| Task brief |
Write out the records that appear below, verbatim and complete, but without pictures.

>> BEGIN Provided entries

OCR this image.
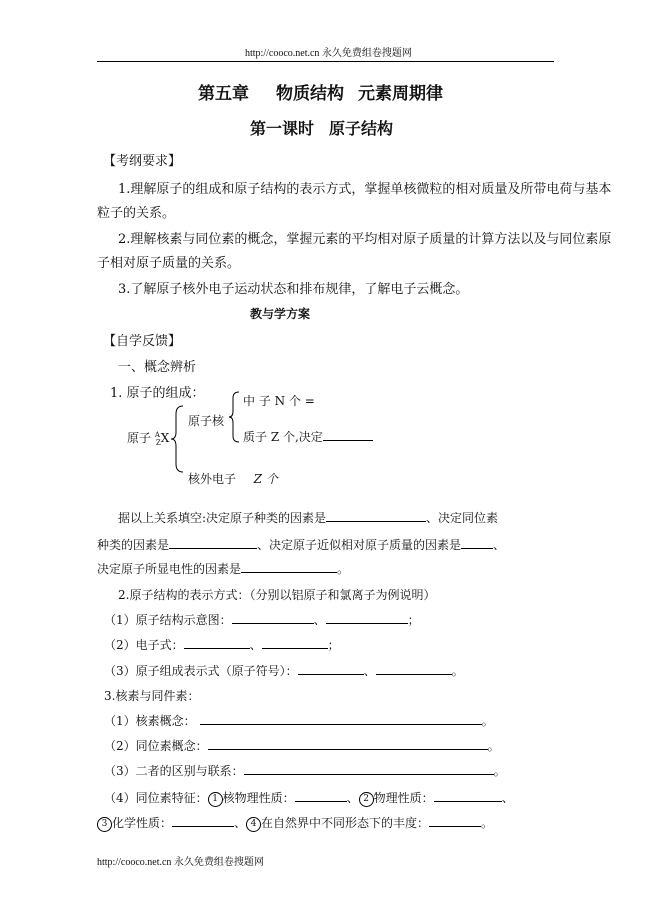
http://cooco.net.cn 永久免费组卷搜题网
第五章 物质结构 元素周期律
第一课时 原子结构
【考纲要求】
1.理解原子的组成和原子结构的表示方式，掌握单核微粒的相对质量及所带电荷与基本
粒子的关系。
2.理解核素与同位素的概念，掌握元素的平均相对原子质量的计算方法以及与同位素原
子相对原子质量的关系。
3.了解原子核外电子运动状态和排布规律，了解电子云概念。
教与学方案
【自学反馈】
一、概念辨析
1. 原子的组成：
原子 $^A_Z$X
原子核
中 子 N 个 =
质子 Z 个,决定
核外电子 Z 个
据以上关系填空:决定原子种类的因素是	、决定同位素
种类的因素是	、决定原子近似相对原子质量的因素是	、
决定原子所显电性的因素是	。
2.原子结构的表示方式：（分别以铝原子和氯离子为例说明）
（1）原子结构示意图：	、	；
（2）电子式：	、	；
（3）原子组成表示式（原子符号）：	、	。
3.核素与同件素：
（1）核素概念：	。
（2）同位素概念：	。
（3）二者的区别与联系：	。
（4）同位素特征： 1 核物理性质：	、 2 物理性质：	、
3 化学性质：	、 4 在自然界中不同形态下的丰度：	。
http://cooco.net.cn 永久免费组卷搜题网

>> END Provided entries

| Full answer |
OCR this image.
http://cooco.net.cn 永久免费组卷搜题网
第五章 物质结构 元素周期律
第一课时 原子结构
【考纲要求】
1.理解原子的组成和原子结构的表示方式，掌握单核微粒的相对质量及所带电荷与基本
粒子的关系。
2.理解核素与同位素的概念，掌握元素的平均相对原子质量的计算方法以及与同位素原
子相对原子质量的关系。
3.了解原子核外电子运动状态和排布规律，了解电子云概念。
教与学方案
【自学反馈】
一、概念辨析
1. 原子的组成：
原子 $^A_Z$X
原子核
中 子 N 个 =
质子 Z 个,决定
核外电子 Z 个
据以上关系填空:决定原子种类的因素是	、决定同位素
种类的因素是	、决定原子近似相对原子质量的因素是	、
决定原子所显电性的因素是	。
2.原子结构的表示方式：（分别以铝原子和氯离子为例说明）
（1）原子结构示意图：	、	；
（2）电子式：	、	；
（3）原子组成表示式（原子符号）：	、	。
3.核素与同件素：
（1）核素概念：	。
（2）同位素概念：	。
（3）二者的区别与联系：	。
（4）同位素特征： 1 核物理性质：	、 2 物理性质：	、
3 化学性质：	、 4 在自然界中不同形态下的丰度：	。
http://cooco.net.cn 永久免费组卷搜题网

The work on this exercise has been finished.